● What needs to be done
Each record below must be returned exactly as shown.

::: Records :::

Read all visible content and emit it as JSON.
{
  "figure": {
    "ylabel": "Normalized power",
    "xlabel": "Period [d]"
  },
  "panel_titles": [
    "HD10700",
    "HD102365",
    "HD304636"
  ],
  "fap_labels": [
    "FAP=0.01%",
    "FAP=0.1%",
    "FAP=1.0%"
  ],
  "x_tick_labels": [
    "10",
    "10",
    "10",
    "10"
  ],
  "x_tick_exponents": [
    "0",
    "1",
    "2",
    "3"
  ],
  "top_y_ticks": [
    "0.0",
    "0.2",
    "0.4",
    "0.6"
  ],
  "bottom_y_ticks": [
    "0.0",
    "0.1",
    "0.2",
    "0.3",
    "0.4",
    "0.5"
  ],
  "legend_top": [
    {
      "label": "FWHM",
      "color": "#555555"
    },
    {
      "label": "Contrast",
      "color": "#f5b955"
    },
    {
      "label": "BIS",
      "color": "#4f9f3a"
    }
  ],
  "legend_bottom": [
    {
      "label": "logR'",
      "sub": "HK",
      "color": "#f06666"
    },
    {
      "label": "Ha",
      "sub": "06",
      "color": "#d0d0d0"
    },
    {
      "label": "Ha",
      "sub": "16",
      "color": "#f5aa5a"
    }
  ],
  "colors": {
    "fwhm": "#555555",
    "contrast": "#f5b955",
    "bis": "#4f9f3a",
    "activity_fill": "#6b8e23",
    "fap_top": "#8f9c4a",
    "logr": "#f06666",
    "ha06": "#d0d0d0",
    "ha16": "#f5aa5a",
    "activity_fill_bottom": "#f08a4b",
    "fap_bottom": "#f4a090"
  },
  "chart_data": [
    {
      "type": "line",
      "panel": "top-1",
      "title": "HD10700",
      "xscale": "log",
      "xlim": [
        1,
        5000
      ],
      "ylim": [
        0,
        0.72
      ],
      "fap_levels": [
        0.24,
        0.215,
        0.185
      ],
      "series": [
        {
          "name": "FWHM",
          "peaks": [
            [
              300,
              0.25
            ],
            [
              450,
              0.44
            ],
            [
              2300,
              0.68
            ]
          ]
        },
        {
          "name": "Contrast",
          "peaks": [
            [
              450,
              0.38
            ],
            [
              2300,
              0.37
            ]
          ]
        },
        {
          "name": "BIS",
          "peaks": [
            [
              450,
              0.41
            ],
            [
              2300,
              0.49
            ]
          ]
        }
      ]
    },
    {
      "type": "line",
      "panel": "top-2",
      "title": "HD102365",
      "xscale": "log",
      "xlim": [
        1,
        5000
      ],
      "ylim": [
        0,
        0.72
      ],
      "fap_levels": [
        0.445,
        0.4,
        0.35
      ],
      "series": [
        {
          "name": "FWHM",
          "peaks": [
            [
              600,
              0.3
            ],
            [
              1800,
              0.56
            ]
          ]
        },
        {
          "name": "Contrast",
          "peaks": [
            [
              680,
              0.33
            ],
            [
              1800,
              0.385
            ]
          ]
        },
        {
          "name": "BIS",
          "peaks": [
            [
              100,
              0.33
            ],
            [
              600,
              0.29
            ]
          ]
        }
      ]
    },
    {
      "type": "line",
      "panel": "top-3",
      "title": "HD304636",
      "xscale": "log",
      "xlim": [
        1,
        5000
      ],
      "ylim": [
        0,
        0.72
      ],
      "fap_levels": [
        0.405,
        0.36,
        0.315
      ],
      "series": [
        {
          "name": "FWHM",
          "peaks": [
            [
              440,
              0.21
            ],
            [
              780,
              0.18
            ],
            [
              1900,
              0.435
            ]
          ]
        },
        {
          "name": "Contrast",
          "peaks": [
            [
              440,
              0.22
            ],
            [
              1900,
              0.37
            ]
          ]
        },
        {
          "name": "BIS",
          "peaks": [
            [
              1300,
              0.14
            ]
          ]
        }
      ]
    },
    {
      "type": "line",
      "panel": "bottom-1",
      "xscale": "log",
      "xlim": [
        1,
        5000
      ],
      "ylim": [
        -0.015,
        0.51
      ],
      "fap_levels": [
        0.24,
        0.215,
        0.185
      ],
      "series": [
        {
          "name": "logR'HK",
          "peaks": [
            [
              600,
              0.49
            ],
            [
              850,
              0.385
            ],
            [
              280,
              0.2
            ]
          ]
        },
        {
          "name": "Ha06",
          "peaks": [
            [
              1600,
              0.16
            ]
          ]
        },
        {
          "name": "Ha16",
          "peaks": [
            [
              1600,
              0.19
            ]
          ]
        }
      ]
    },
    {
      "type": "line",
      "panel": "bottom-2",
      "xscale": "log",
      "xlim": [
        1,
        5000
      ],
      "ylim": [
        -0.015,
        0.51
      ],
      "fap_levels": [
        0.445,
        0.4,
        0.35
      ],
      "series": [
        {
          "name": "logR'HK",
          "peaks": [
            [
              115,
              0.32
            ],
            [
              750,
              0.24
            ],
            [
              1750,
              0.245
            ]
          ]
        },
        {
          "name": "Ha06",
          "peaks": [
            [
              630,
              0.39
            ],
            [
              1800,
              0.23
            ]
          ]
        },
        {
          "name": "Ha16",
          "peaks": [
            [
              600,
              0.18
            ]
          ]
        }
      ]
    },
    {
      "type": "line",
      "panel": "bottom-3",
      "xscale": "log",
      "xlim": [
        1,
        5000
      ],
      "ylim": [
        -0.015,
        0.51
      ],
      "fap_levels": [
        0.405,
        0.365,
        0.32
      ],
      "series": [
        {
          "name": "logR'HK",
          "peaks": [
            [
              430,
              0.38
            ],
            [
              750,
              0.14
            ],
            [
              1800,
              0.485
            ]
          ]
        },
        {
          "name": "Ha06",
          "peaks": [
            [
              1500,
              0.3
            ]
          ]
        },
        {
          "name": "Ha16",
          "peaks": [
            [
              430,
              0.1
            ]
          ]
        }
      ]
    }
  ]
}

:::

● Exercise answer
Read all visible content and emit it as JSON.
{
  "figure": {
    "ylabel": "Normalized power",
    "xlabel": "Period [d]"
  },
  "panel_titles": [
    "HD10700",
    "HD102365",
    "HD304636"
  ],
  "fap_labels": [
    "FAP=0.01%",
    "FAP=0.1%",
    "FAP=1.0%"
  ],
  "x_tick_labels": [
    "10",
    "10",
    "10",
    "10"
  ],
  "x_tick_exponents": [
    "0",
    "1",
    "2",
    "3"
  ],
  "top_y_ticks": [
    "0.0",
    "0.2",
    "0.4",
    "0.6"
  ],
  "bottom_y_ticks": [
    "0.0",
    "0.1",
    "0.2",
    "0.3",
    "0.4",
    "0.5"
  ],
  "legend_top": [
    {
      "label": "FWHM",
      "color": "#555555"
    },
    {
      "label": "Contrast",
      "color": "#f5b955"
    },
    {
      "label": "BIS",
      "color": "#4f9f3a"
    }
  ],
  "legend_bottom": [
    {
      "label": "logR'",
      "sub": "HK",
      "color": "#f06666"
    },
    {
      "label": "Ha",
      "sub": "06",
      "color": "#d0d0d0"
    },
    {
      "label": "Ha",
      "sub": "16",
      "color": "#f5aa5a"
    }
  ],
  "colors": {
    "fwhm": "#555555",
    "contrast": "#f5b955",
    "bis": "#4f9f3a",
    "activity_fill": "#6b8e23",
    "fap_top": "#8f9c4a",
    "logr": "#f06666",
    "ha06": "#d0d0d0",
    "ha16": "#f5aa5a",
    "activity_fill_bottom": "#f08a4b",
    "fap_bottom": "#f4a090"
  },
  "chart_data": [
    {
      "type": "line",
      "panel": "top-1",
      "title": "HD10700",
      "xscale": "log",
      "xlim": [
        1,
        5000
      ],
      "ylim": [
        0,
        0.72
      ],
      "fap_levels": [
        0.24,
        0.215,
        0.185
      ],
      "series": [
        {
          "name": "FWHM",
          "peaks": [
            [
              300,
              0.25
            ],
            [
              450,
              0.44
            ],
            [
              2300,
              0.68
            ]
          ]
        },
        {
          "name": "Contrast",
          "peaks": [
            [
              450,
              0.38
            ],
            [
              2300,
              0.37
            ]
          ]
        },
        {
          "name": "BIS",
          "peaks": [
            [
              450,
              0.41
            ],
            [
              2300,
              0.49
            ]
          ]
        }
      ]
    },
    {
      "type": "line",
      "panel": "top-2",
      "title": "HD102365",
      "xscale": "log",
      "xlim": [
        1,
        5000
      ],
      "ylim": [
        0,
        0.72
      ],
      "fap_levels": [
        0.445,
        0.4,
        0.35
      ],
      "series": [
        {
          "name": "FWHM",
          "peaks": [
            [
              600,
              0.3
            ],
            [
              1800,
              0.56
            ]
          ]
        },
        {
          "name": "Contrast",
          "peaks": [
            [
              680,
              0.33
            ],
            [
              1800,
              0.385
            ]
          ]
        },
        {
          "name": "BIS",
          "peaks": [
            [
              100,
              0.33
            ],
            [
              600,
              0.29
            ]
          ]
        }
      ]
    },
    {
      "type": "line",
      "panel": "top-3",
      "title": "HD304636",
      "xscale": "log",
      "xlim": [
        1,
        5000
      ],
      "ylim": [
        0,
        0.72
      ],
      "fap_levels": [
        0.405,
        0.36,
        0.315
      ],
      "series": [
        {
          "name": "FWHM",
          "peaks": [
            [
              440,
              0.21
            ],
            [
              780,
              0.18
            ],
            [
              1900,
              0.435
            ]
          ]
        },
        {
          "name": "Contrast",
          "peaks": [
            [
              440,
              0.22
            ],
            [
              1900,
              0.37
            ]
          ]
        },
        {
          "name": "BIS",
          "peaks": [
            [
              1300,
              0.14
            ]
          ]
        }
      ]
    },
    {
      "type": "line",
      "panel": "bottom-1",
      "xscale": "log",
      "xlim": [
        1,
        5000
      ],
      "ylim": [
        -0.015,
        0.51
      ],
      "fap_levels": [
        0.24,
        0.215,
        0.185
      ],
      "series": [
        {
          "name": "logR'HK",
          "peaks": [
            [
              600,
              0.49
            ],
            [
              850,
              0.385
            ],
            [
              280,
              0.2
            ]
          ]
        },
        {
          "name": "Ha06",
          "peaks": [
            [
              1600,
              0.16
            ]
          ]
        },
        {
          "name": "Ha16",
          "peaks": [
            [
              1600,
              0.19
            ]
          ]
        }
      ]
    },
    {
      "type": "line",
      "panel": "bottom-2",
      "xscale": "log",
      "xlim": [
        1,
        5000
      ],
      "ylim": [
        -0.015,
        0.51
      ],
      "fap_levels": [
        0.445,
        0.4,
        0.35
      ],
      "series": [
        {
          "name": "logR'HK",
          "peaks": [
            [
              115,
              0.32
            ],
            [
              750,
              0.24
            ],
            [
              1750,
              0.245
            ]
          ]
        },
        {
          "name": "Ha06",
          "peaks": [
            [
              630,
              0.39
            ],
            [
              1800,
              0.23
            ]
          ]
        },
        {
          "name": "Ha16",
          "peaks": [
            [
              600,
              0.18
            ]
          ]
        }
      ]
    },
    {
      "type": "line",
      "panel": "bottom-3",
      "xscale": "log",
      "xlim": [
        1,
        5000
      ],
      "ylim": [
        -0.015,
        0.51
      ],
      "fap_levels": [
        0.405,
        0.365,
        0.32
      ],
      "series": [
        {
          "name": "logR'HK",
          "peaks": [
            [
              430,
              0.38
            ],
            [
              750,
              0.14
            ],
            [
              1800,
              0.485
            ]
          ]
        },
        {
          "name": "Ha06",
          "peaks": [
            [
              1500,
              0.3
            ]
          ]
        },
        {
          "name": "Ha16",
          "peaks": [
            [
              430,
              0.1
            ]
          ]
        }
      ]
    }
  ]
}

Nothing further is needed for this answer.